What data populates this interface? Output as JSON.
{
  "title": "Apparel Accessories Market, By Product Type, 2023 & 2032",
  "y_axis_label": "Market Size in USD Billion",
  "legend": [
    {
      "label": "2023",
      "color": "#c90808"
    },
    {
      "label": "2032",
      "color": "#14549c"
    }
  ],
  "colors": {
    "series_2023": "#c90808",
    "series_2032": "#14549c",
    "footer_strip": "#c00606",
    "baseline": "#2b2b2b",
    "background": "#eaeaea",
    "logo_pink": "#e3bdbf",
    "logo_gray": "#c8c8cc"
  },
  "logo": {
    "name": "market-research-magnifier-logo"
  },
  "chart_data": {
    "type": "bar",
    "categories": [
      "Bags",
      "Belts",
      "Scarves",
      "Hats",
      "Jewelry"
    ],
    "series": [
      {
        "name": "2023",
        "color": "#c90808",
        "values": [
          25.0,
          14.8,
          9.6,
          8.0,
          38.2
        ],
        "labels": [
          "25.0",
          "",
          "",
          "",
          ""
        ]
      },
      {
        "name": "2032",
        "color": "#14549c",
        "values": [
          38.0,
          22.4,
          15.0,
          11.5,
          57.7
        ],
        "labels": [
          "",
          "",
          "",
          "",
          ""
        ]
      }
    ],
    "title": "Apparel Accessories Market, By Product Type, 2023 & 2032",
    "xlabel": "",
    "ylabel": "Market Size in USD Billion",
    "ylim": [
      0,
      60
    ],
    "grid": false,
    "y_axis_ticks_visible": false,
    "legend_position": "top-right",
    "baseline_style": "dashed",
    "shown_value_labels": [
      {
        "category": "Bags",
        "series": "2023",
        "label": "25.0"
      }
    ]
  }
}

===

TASK DESCRIPTION -
Write out every line of the material again, exactly as it reads.

TASK SOLUTION -
What data populates this interface? Output as JSON.
{
  "title": "Apparel Accessories Market, By Product Type, 2023 & 2032",
  "y_axis_label": "Market Size in USD Billion",
  "legend": [
    {
      "label": "2023",
      "color": "#c90808"
    },
    {
      "label": "2032",
      "color": "#14549c"
    }
  ],
  "colors": {
    "series_2023": "#c90808",
    "series_2032": "#14549c",
    "footer_strip": "#c00606",
    "baseline": "#2b2b2b",
    "background": "#eaeaea",
    "logo_pink": "#e3bdbf",
    "logo_gray": "#c8c8cc"
  },
  "logo": {
    "name": "market-research-magnifier-logo"
  },
  "chart_data": {
    "type": "bar",
    "categories": [
      "Bags",
      "Belts",
      "Scarves",
      "Hats",
      "Jewelry"
    ],
    "series": [
      {
        "name": "2023",
        "color": "#c90808",
        "values": [
          25.0,
          14.8,
          9.6,
          8.0,
          38.2
        ],
        "labels": [
          "25.0",
          "",
          "",
          "",
          ""
        ]
      },
      {
        "name": "2032",
        "color": "#14549c",
        "values": [
          38.0,
          22.4,
          15.0,
          11.5,
          57.7
        ],
        "labels": [
          "",
          "",
          "",
          "",
          ""
        ]
      }
    ],
    "title": "Apparel Accessories Market, By Product Type, 2023 & 2032",
    "xlabel": "",
    "ylabel": "Market Size in USD Billion",
    "ylim": [
      0,
      60
    ],
    "grid": false,
    "y_axis_ticks_visible": false,
    "legend_position": "top-right",
    "baseline_style": "dashed",
    "shown_value_labels": [
      {
        "category": "Bags",
        "series": "2023",
        "label": "25.0"
      }
    ]
  }
}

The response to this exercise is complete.